Task description:
Locate the lines of the listing below that hold "cégkereső", then copy each of them.

(Collected data entries)
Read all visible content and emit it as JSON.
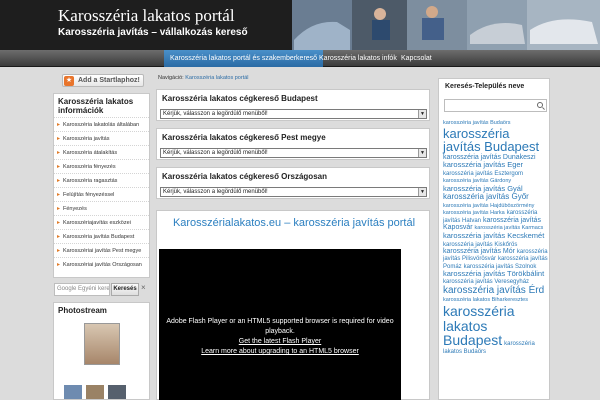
{
  "header": {
    "title": "Karosszéria lakatos portál",
    "description": "Karosszéria javítás – vállalkozás kereső"
  },
  "nav": {
    "items": [
      {
        "label": "Karosszéria lakatos portál és szakemberkereső"
      },
      {
        "label": "Karosszéria lakatos infók"
      },
      {
        "label": "Kapcsolat"
      }
    ]
  },
  "bookmark": {
    "label": "Add a Startlaphoz!"
  },
  "breadcrumb": {
    "prefix": "Navigáció:",
    "current": "Karosszéria lakatos portál"
  },
  "sidebar": {
    "info_title": "Karosszéria lakatos információk",
    "items": [
      {
        "label": "Karosszéria lakatolás általában"
      },
      {
        "label": "Karosszéria javítás"
      },
      {
        "label": "Karosszéria átalakítás"
      },
      {
        "label": "Karosszéria fényezés"
      },
      {
        "label": "Karosszéria ragasztás"
      },
      {
        "label": "Felújítás fényezéssel"
      },
      {
        "label": "Fényezés"
      },
      {
        "label": "Karosszériajavítás eszközei"
      },
      {
        "label": "Karosszéria javítás Budapest"
      },
      {
        "label": "Karosszériai javítás Pest megye"
      },
      {
        "label": "Karosszériai javítás Országosan"
      }
    ],
    "google": {
      "placeholder": "Google  Egyéni keresés",
      "button": "Keresés",
      "close": "×"
    },
    "photostream_title": "Photostream"
  },
  "categories": [
    {
      "title": "Karosszéria lakatos cégkereső Budapest",
      "select": "Kérjük, válasszon a legördülő menüből!"
    },
    {
      "title": "Karosszéria lakatos cégkereső Pest megye",
      "select": "Kérjük, válasszon a legördülő menüből!"
    },
    {
      "title": "Karosszéria lakatos cégkereső Országosan",
      "select": "Kérjük, válasszon a legördülő menüből!"
    }
  ],
  "content": {
    "title": "Karosszérialakatos.eu – karosszéria javítás portál",
    "video_msg_line1": "Adobe Flash Player or an HTML5 supported browser is required for video playback.",
    "video_link1": "Get the latest Flash Player",
    "video_link2": "Learn more about upgrading to an HTML5 browser"
  },
  "right": {
    "title": "Keresés-Település neve",
    "tags": [
      {
        "text": "karosszéria javítás Budaörs",
        "size": 5.5
      },
      {
        "text": "karosszéria javítás Budapest",
        "size": 13
      },
      {
        "text": "karosszéria javítás Dunakeszi",
        "size": 7
      },
      {
        "text": "karosszéria javítás Eger",
        "size": 7.5
      },
      {
        "text": "karosszéria javítás Esztergom",
        "size": 6
      },
      {
        "text": "karosszéria javítás Gárdony",
        "size": 5.5
      },
      {
        "text": "karosszéria javítás Gyál",
        "size": 7.5
      },
      {
        "text": "karosszéria javítás Győr",
        "size": 8
      },
      {
        "text": "karosszéria javítás Hajdúböszörmény",
        "size": 5.5
      },
      {
        "text": "karosszéria javítás Harka",
        "size": 5.5
      },
      {
        "text": "karosszéria javítás Hatvan",
        "size": 6
      },
      {
        "text": "karosszéria javítás Kaposvár",
        "size": 7
      },
      {
        "text": "karosszéria javítás Karmacs",
        "size": 5.5
      },
      {
        "text": "karosszéria javítás Kecskemét",
        "size": 7.5
      },
      {
        "text": "karosszéria javítás Kiskőrös",
        "size": 6
      },
      {
        "text": "karosszéria javítás Mór",
        "size": 7
      },
      {
        "text": "karosszéria javítás Pilisvörösvár",
        "size": 6
      },
      {
        "text": "karosszéria javítás Pomáz",
        "size": 6
      },
      {
        "text": "karosszéria javítás Szolnok",
        "size": 6
      },
      {
        "text": "karosszéria javítás Törökbálint",
        "size": 7.5
      },
      {
        "text": "karosszéria javítás Veresegyház",
        "size": 6
      },
      {
        "text": "karosszéria javítás Érd",
        "size": 10
      },
      {
        "text": "karosszéria lakatos Biharkeresztes",
        "size": 5.5
      },
      {
        "text": "karosszéria lakatos Budapest",
        "size": 14
      },
      {
        "text": "karosszéria lakatos Budaörs",
        "size": 6
      }
    ]
  },
  "colors": {
    "accent": "#2b7fc0",
    "nav_active": "#3a80bd",
    "header_bg": "#1e1e1e"
  }
}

Complete response:
      "title": "Karosszéria lakatos cégkereső Budapest",
      "title": "Karosszéria lakatos cégkereső Pest megye",
      "title": "Karosszéria lakatos cégkereső Országosan",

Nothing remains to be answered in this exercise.